[PROBLEM DETAILS] Locate the string "JSON" throughout the material and copy every line in which it occurs.

[DATASET ROWS]
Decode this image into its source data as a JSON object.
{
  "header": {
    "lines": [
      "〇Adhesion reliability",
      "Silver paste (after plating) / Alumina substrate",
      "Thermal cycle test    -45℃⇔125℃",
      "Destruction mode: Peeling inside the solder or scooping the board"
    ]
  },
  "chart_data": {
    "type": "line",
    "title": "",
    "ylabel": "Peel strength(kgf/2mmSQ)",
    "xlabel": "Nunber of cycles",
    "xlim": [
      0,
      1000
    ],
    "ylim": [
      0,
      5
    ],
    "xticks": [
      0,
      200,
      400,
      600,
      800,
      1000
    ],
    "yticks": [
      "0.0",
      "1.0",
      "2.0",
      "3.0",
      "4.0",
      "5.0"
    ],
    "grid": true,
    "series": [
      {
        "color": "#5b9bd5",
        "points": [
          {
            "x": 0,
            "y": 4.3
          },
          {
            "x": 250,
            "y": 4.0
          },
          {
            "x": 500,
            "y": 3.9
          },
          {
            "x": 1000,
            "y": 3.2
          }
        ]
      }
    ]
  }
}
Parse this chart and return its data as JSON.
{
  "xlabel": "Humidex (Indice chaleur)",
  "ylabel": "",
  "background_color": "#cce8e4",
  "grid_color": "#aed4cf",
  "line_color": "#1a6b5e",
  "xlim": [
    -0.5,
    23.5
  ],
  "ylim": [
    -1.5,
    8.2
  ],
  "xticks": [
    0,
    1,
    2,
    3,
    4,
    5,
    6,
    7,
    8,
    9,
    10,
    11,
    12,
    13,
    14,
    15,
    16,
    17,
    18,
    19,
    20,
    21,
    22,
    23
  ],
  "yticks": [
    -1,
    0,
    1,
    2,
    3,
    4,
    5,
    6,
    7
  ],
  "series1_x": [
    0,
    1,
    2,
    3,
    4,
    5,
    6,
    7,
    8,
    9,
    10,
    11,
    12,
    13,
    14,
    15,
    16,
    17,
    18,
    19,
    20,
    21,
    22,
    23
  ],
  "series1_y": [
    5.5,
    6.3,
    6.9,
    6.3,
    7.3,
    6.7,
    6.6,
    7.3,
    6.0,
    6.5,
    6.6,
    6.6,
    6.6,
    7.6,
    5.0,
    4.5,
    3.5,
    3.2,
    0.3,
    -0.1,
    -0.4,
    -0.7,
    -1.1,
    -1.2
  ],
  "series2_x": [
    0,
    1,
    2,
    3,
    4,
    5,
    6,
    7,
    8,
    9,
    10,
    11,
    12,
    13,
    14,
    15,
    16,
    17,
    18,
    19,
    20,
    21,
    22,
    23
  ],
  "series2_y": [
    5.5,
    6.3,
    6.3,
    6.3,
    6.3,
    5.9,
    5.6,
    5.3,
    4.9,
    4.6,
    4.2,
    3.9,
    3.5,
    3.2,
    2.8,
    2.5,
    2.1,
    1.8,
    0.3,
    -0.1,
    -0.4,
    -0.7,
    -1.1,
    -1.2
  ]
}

[WRITTEN SOLUTION]
Decode this image into its source data as a JSON object.
Parse this chart and return its data as JSON.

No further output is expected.